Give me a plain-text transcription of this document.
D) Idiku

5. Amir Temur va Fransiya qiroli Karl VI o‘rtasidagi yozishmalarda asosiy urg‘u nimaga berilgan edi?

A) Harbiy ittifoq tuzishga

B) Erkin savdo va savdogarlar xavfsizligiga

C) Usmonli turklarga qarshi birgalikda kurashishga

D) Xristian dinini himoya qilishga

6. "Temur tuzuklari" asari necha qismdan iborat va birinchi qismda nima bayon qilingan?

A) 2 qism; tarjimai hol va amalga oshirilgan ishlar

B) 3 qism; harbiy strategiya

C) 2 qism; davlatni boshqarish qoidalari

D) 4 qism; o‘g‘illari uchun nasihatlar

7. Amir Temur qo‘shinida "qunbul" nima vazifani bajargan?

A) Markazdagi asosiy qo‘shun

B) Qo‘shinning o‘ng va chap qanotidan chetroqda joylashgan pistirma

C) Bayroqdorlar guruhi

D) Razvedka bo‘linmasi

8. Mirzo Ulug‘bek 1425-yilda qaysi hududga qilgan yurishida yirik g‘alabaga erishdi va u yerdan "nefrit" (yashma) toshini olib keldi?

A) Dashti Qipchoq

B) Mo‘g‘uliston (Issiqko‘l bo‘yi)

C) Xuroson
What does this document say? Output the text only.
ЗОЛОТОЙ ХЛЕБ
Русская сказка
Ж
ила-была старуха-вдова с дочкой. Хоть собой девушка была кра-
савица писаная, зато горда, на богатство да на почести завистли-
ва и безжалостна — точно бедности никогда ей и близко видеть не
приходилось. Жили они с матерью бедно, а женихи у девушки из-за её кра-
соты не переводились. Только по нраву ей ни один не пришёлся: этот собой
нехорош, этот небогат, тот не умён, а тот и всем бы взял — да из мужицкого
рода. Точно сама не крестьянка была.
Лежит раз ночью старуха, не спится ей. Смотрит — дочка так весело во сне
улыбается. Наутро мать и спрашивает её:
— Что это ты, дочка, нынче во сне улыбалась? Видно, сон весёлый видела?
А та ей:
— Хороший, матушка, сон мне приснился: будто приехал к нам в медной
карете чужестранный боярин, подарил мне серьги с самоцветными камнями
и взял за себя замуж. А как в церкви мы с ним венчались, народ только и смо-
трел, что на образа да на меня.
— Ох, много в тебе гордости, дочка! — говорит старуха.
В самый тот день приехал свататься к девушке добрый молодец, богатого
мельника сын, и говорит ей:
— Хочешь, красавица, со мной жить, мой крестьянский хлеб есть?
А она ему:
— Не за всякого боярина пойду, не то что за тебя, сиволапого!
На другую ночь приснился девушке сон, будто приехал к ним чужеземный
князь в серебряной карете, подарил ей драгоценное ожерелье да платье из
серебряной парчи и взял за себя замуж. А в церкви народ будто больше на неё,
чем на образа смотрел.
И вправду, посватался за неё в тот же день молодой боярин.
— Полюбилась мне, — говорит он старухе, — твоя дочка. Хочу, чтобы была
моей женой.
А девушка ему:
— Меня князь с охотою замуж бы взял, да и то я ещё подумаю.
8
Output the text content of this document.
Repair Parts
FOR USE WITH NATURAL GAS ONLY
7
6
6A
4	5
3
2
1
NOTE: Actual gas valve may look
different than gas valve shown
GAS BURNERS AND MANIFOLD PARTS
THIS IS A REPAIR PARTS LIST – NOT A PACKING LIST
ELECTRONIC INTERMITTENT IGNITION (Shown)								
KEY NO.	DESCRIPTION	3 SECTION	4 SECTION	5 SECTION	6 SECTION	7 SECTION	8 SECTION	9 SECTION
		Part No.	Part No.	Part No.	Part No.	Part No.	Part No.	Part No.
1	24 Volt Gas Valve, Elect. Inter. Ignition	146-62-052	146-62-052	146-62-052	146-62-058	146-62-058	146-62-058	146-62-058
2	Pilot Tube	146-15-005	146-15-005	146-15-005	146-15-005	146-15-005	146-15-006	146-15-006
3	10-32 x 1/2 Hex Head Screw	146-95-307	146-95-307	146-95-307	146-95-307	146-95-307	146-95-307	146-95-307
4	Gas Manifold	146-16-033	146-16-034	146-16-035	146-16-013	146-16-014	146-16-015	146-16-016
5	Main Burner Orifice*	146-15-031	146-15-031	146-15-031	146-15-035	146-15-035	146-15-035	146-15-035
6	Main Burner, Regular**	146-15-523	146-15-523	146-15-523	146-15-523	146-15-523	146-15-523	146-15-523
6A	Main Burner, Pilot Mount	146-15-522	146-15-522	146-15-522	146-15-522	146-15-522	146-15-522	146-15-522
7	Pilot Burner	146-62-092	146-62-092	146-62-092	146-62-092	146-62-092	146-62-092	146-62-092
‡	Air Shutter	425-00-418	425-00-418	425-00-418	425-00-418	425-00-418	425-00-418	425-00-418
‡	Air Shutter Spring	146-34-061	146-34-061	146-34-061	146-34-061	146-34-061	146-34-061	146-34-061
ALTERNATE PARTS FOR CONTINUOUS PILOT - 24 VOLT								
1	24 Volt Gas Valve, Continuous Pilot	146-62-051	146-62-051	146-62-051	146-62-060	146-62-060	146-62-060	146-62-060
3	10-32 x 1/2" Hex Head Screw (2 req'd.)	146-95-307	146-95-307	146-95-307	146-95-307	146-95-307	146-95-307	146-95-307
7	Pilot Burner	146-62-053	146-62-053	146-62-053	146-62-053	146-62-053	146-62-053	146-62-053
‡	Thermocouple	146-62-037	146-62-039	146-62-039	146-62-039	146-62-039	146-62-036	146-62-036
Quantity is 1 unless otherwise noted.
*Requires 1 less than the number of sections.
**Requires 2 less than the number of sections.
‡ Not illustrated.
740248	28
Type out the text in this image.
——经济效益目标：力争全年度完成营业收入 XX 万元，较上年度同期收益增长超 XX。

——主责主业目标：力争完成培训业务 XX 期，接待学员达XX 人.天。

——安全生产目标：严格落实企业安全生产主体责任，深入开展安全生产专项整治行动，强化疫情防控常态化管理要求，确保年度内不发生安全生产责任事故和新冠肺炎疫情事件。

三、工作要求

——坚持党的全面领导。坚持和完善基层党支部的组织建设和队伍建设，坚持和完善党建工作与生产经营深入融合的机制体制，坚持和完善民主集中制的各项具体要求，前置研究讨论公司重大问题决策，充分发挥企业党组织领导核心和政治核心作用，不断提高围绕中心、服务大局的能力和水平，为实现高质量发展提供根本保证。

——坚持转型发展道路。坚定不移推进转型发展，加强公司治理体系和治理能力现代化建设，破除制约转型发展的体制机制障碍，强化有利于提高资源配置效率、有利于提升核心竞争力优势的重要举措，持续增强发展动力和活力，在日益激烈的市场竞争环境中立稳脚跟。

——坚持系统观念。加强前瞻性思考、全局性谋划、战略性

------

Using the listing above, gather each line that holds the string "приснился" and copy it.

## Response to the exercise
— Хороший, матушка, сон мне приснился: будто приехал к нам в медной
На другую ночь приснился девушке сон, будто приехал к ним чужеземный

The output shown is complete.